Challenge =>
Transcribe the records that follow, preserving every word.

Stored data
------------------------------------------------------------------------
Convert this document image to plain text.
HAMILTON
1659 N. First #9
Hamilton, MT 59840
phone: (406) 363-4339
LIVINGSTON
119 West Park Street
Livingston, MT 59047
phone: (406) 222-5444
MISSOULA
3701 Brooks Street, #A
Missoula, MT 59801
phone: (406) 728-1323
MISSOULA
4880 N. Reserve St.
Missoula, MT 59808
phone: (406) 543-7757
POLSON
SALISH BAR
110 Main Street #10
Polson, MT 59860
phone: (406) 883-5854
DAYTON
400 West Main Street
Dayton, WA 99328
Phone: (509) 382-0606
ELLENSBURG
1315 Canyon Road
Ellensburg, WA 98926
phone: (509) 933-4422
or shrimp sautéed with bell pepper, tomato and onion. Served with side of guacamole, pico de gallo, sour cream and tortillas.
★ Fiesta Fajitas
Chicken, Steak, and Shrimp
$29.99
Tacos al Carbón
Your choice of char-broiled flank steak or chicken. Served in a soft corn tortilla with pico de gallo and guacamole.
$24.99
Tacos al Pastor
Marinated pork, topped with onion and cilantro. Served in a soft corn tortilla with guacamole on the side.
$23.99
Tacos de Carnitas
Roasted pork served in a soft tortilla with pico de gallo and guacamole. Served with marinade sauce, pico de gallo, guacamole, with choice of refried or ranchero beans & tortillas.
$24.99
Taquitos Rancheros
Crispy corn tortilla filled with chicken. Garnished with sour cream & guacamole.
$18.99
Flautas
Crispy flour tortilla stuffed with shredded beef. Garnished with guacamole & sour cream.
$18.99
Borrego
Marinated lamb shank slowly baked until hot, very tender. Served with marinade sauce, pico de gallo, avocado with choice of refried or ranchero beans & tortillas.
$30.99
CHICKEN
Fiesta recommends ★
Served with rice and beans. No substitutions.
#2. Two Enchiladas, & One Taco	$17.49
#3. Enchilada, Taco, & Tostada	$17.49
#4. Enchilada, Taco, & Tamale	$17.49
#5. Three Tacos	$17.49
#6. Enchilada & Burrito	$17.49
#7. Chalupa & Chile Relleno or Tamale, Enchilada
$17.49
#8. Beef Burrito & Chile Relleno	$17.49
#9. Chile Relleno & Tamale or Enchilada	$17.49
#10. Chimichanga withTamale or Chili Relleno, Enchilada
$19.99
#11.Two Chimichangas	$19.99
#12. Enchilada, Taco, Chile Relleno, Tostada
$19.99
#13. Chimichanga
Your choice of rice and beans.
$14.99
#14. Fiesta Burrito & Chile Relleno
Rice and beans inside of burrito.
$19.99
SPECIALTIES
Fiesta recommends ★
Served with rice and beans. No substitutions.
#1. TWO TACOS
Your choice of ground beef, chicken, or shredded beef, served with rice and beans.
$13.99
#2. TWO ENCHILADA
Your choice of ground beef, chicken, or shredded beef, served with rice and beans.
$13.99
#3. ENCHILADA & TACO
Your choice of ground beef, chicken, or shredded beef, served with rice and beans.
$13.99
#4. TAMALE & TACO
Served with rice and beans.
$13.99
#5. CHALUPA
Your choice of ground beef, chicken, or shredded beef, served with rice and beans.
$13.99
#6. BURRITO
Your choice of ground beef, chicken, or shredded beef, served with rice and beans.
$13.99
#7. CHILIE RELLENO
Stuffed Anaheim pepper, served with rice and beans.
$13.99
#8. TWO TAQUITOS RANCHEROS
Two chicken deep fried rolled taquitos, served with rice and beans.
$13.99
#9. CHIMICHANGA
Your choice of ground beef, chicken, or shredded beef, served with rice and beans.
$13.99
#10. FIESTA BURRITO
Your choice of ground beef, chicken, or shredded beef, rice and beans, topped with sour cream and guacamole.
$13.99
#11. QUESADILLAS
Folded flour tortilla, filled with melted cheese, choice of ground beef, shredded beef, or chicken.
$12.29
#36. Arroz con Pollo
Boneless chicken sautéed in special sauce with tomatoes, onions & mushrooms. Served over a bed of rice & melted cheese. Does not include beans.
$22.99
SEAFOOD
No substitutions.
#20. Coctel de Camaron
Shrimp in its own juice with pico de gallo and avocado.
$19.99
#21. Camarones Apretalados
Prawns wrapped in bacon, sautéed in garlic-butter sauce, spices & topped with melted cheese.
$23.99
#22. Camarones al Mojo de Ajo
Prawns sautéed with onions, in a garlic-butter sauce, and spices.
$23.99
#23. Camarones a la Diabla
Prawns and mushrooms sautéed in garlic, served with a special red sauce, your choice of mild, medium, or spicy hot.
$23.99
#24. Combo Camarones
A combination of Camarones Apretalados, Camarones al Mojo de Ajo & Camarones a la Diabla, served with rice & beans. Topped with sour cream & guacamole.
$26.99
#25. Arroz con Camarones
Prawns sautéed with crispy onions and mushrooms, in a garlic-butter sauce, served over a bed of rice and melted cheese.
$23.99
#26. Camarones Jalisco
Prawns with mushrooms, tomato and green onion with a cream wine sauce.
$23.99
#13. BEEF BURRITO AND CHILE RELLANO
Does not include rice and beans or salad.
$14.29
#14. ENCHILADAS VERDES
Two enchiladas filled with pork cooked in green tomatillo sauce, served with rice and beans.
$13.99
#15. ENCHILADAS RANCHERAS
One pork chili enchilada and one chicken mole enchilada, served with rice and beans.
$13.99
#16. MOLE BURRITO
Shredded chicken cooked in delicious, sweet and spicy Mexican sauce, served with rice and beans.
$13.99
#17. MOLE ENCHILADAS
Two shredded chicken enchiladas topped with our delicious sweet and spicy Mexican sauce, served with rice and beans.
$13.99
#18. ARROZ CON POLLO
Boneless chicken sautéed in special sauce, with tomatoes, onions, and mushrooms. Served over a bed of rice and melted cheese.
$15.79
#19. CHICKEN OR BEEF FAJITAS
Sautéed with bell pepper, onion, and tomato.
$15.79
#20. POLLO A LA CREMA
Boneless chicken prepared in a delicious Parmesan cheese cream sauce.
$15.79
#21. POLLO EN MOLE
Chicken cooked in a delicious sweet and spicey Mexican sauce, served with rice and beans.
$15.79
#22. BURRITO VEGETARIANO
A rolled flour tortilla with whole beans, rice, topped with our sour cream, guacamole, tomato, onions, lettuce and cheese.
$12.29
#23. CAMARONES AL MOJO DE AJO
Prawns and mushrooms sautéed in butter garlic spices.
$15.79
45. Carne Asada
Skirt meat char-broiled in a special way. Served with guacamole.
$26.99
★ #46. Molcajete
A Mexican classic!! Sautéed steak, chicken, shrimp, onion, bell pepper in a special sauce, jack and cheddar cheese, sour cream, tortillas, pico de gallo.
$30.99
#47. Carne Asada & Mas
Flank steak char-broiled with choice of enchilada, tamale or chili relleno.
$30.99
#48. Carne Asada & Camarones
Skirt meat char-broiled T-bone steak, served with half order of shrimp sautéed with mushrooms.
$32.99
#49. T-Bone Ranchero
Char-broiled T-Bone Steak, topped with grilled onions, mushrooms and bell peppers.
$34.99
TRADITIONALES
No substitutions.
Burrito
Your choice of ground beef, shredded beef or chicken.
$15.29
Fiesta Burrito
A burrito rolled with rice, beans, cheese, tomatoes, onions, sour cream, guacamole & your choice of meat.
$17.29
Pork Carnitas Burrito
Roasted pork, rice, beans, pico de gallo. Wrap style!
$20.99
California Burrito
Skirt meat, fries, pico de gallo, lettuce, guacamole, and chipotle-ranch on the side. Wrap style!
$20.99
------------------------------------------------------------------------
Problem solution =>
Convert this document image to plain text.
HAMILTON
1659 N. First #9
Hamilton, MT 59840
phone: (406) 363-4339
LIVINGSTON
119 West Park Street
Livingston, MT 59047
phone: (406) 222-5444
MISSOULA
3701 Brooks Street, #A
Missoula, MT 59801
phone: (406) 728-1323
MISSOULA
4880 N. Reserve St.
Missoula, MT 59808
phone: (406) 543-7757
POLSON
SALISH BAR
110 Main Street #10
Polson, MT 59860
phone: (406) 883-5854
DAYTON
400 West Main Street
Dayton, WA 99328
Phone: (509) 382-0606
ELLENSBURG
1315 Canyon Road
Ellensburg, WA 98926
phone: (509) 933-4422
or shrimp sautéed with bell pepper, tomato and onion. Served with side of guacamole, pico de gallo, sour cream and tortillas.
★ Fiesta Fajitas
Chicken, Steak, and Shrimp
$29.99
Tacos al Carbón
Your choice of char-broiled flank steak or chicken. Served in a soft corn tortilla with pico de gallo and guacamole.
$24.99
Tacos al Pastor
Marinated pork, topped with onion and cilantro. Served in a soft corn tortilla with guacamole on the side.
$23.99
Tacos de Carnitas
Roasted pork served in a soft tortilla with pico de gallo and guacamole. Served with marinade sauce, pico de gallo, guacamole, with choice of refried or ranchero beans & tortillas.
$24.99
Taquitos Rancheros
Crispy corn tortilla filled with chicken. Garnished with sour cream & guacamole.
$18.99
Flautas
Crispy flour tortilla stuffed with shredded beef. Garnished with guacamole & sour cream.
$18.99
Borrego
Marinated lamb shank slowly baked until hot, very tender. Served with marinade sauce, pico de gallo, avocado with choice of refried or ranchero beans & tortillas.
$30.99
CHICKEN
Fiesta recommends ★
Served with rice and beans. No substitutions.
#2. Two Enchiladas, & One Taco	$17.49
#3. Enchilada, Taco, & Tostada	$17.49
#4. Enchilada, Taco, & Tamale	$17.49
#5. Three Tacos	$17.49
#6. Enchilada & Burrito	$17.49
#7. Chalupa & Chile Relleno or Tamale, Enchilada
$17.49
#8. Beef Burrito & Chile Relleno	$17.49
#9. Chile Relleno & Tamale or Enchilada	$17.49
#10. Chimichanga withTamale or Chili Relleno, Enchilada
$19.99
#11.Two Chimichangas	$19.99
#12. Enchilada, Taco, Chile Relleno, Tostada
$19.99
#13. Chimichanga
Your choice of rice and beans.
$14.99
#14. Fiesta Burrito & Chile Relleno
Rice and beans inside of burrito.
$19.99
SPECIALTIES
Fiesta recommends ★
Served with rice and beans. No substitutions.
#1. TWO TACOS
Your choice of ground beef, chicken, or shredded beef, served with rice and beans.
$13.99
#2. TWO ENCHILADA
Your choice of ground beef, chicken, or shredded beef, served with rice and beans.
$13.99
#3. ENCHILADA & TACO
Your choice of ground beef, chicken, or shredded beef, served with rice and beans.
$13.99
#4. TAMALE & TACO
Served with rice and beans.
$13.99
#5. CHALUPA
Your choice of ground beef, chicken, or shredded beef, served with rice and beans.
$13.99
#6. BURRITO
Your choice of ground beef, chicken, or shredded beef, served with rice and beans.
$13.99
#7. CHILIE RELLENO
Stuffed Anaheim pepper, served with rice and beans.
$13.99
#8. TWO TAQUITOS RANCHEROS
Two chicken deep fried rolled taquitos, served with rice and beans.
$13.99
#9. CHIMICHANGA
Your choice of ground beef, chicken, or shredded beef, served with rice and beans.
$13.99
#10. FIESTA BURRITO
Your choice of ground beef, chicken, or shredded beef, rice and beans, topped with sour cream and guacamole.
$13.99
#11. QUESADILLAS
Folded flour tortilla, filled with melted cheese, choice of ground beef, shredded beef, or chicken.
$12.29
#36. Arroz con Pollo
Boneless chicken sautéed in special sauce with tomatoes, onions & mushrooms. Served over a bed of rice & melted cheese. Does not include beans.
$22.99
SEAFOOD
No substitutions.
#20. Coctel de Camaron
Shrimp in its own juice with pico de gallo and avocado.
$19.99
#21. Camarones Apretalados
Prawns wrapped in bacon, sautéed in garlic-butter sauce, spices & topped with melted cheese.
$23.99
#22. Camarones al Mojo de Ajo
Prawns sautéed with onions, in a garlic-butter sauce, and spices.
$23.99
#23. Camarones a la Diabla
Prawns and mushrooms sautéed in garlic, served with a special red sauce, your choice of mild, medium, or spicy hot.
$23.99
#24. Combo Camarones
A combination of Camarones Apretalados, Camarones al Mojo de Ajo & Camarones a la Diabla, served with rice & beans. Topped with sour cream & guacamole.
$26.99
#25. Arroz con Camarones
Prawns sautéed with crispy onions and mushrooms, in a garlic-butter sauce, served over a bed of rice and melted cheese.
$23.99
#26. Camarones Jalisco
Prawns with mushrooms, tomato and green onion with a cream wine sauce.
$23.99
#13. BEEF BURRITO AND CHILE RELLANO
Does not include rice and beans or salad.
$14.29
#14. ENCHILADAS VERDES
Two enchiladas filled with pork cooked in green tomatillo sauce, served with rice and beans.
$13.99
#15. ENCHILADAS RANCHERAS
One pork chili enchilada and one chicken mole enchilada, served with rice and beans.
$13.99
#16. MOLE BURRITO
Shredded chicken cooked in delicious, sweet and spicy Mexican sauce, served with rice and beans.
$13.99
#17. MOLE ENCHILADAS
Two shredded chicken enchiladas topped with our delicious sweet and spicy Mexican sauce, served with rice and beans.
$13.99
#18. ARROZ CON POLLO
Boneless chicken sautéed in special sauce, with tomatoes, onions, and mushrooms. Served over a bed of rice and melted cheese.
$15.79
#19. CHICKEN OR BEEF FAJITAS
Sautéed with bell pepper, onion, and tomato.
$15.79
#20. POLLO A LA CREMA
Boneless chicken prepared in a delicious Parmesan cheese cream sauce.
$15.79
#21. POLLO EN MOLE
Chicken cooked in a delicious sweet and spicey Mexican sauce, served with rice and beans.
$15.79
#22. BURRITO VEGETARIANO
A rolled flour tortilla with whole beans, rice, topped with our sour cream, guacamole, tomato, onions, lettuce and cheese.
$12.29
#23. CAMARONES AL MOJO DE AJO
Prawns and mushrooms sautéed in butter garlic spices.
$15.79
45. Carne Asada
Skirt meat char-broiled in a special way. Served with guacamole.
$26.99
★ #46. Molcajete
A Mexican classic!! Sautéed steak, chicken, shrimp, onion, bell pepper in a special sauce, jack and cheddar cheese, sour cream, tortillas, pico de gallo.
$30.99
#47. Carne Asada & Mas
Flank steak char-broiled with choice of enchilada, tamale or chili relleno.
$30.99
#48. Carne Asada & Camarones
Skirt meat char-broiled T-bone steak, served with half order of shrimp sautéed with mushrooms.
$32.99
#49. T-Bone Ranchero
Char-broiled T-Bone Steak, topped with grilled onions, mushrooms and bell peppers.
$34.99
TRADITIONALES
No substitutions.
Burrito
Your choice of ground beef, shredded beef or chicken.
$15.29
Fiesta Burrito
A burrito rolled with rice, beans, cheese, tomatoes, onions, sour cream, guacamole & your choice of meat.
$17.29
Pork Carnitas Burrito
Roasted pork, rice, beans, pico de gallo. Wrap style!
$20.99
California Burrito
Skirt meat, fries, pico de gallo, lettuce, guacamole, and chipotle-ranch on the side. Wrap style!
$20.99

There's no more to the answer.